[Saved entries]
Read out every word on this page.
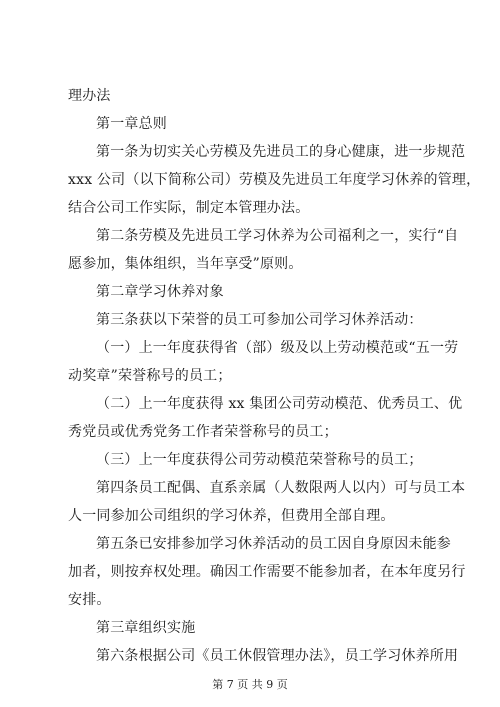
理办法

第一章总则

第一条为切实关心劳模及先进员工的身心健康，进一步规范

xxx 公司（以下简称公司）劳模及先进员工年度学习休养的管理，

结合公司工作实际，制定本管理办法。

第二条劳模及先进员工学习休养为公司福利之一，实行“自

愿参加，集体组织，当年享受”原则。

第二章学习休养对象

第三条获以下荣誉的员工可参加公司学习休养活动：

（一）上一年度获得省（部）级及以上劳动模范或“五一劳

动奖章”荣誉称号的员工；

（二）上一年度获得 xx 集团公司劳动模范、优秀员工、优

秀党员或优秀党务工作者荣誉称号的员工；

（三）上一年度获得公司劳动模范荣誉称号的员工；

第四条员工配偶、直系亲属（人数限两人以内）可与员工本

人一同参加公司组织的学习休养，但费用全部自理。

第五条已安排参加学习休养活动的员工因自身原因未能参

加者，则按弃权处理。确因工作需要不能参加者，在本年度另行

安排。

第三章组织实施

第六条根据公司《员工休假管理办法》，员工学习休养所用

第 7 页 共 9 页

Challenge
From the material above, copy everything exactly but the pictures.

Output of the exercise
Read out every word on this page.
理办法

第一章总则

第一条为切实关心劳模及先进员工的身心健康，进一步规范

xxx 公司（以下简称公司）劳模及先进员工年度学习休养的管理，

结合公司工作实际，制定本管理办法。

第二条劳模及先进员工学习休养为公司福利之一，实行“自

愿参加，集体组织，当年享受”原则。

第二章学习休养对象

第三条获以下荣誉的员工可参加公司学习休养活动：

（一）上一年度获得省（部）级及以上劳动模范或“五一劳

动奖章”荣誉称号的员工；

（二）上一年度获得 xx 集团公司劳动模范、优秀员工、优

秀党员或优秀党务工作者荣誉称号的员工；

（三）上一年度获得公司劳动模范荣誉称号的员工；

第四条员工配偶、直系亲属（人数限两人以内）可与员工本

人一同参加公司组织的学习休养，但费用全部自理。

第五条已安排参加学习休养活动的员工因自身原因未能参

加者，则按弃权处理。确因工作需要不能参加者，在本年度另行

安排。

第三章组织实施

第六条根据公司《员工休假管理办法》，员工学习休养所用

第 7 页 共 9 页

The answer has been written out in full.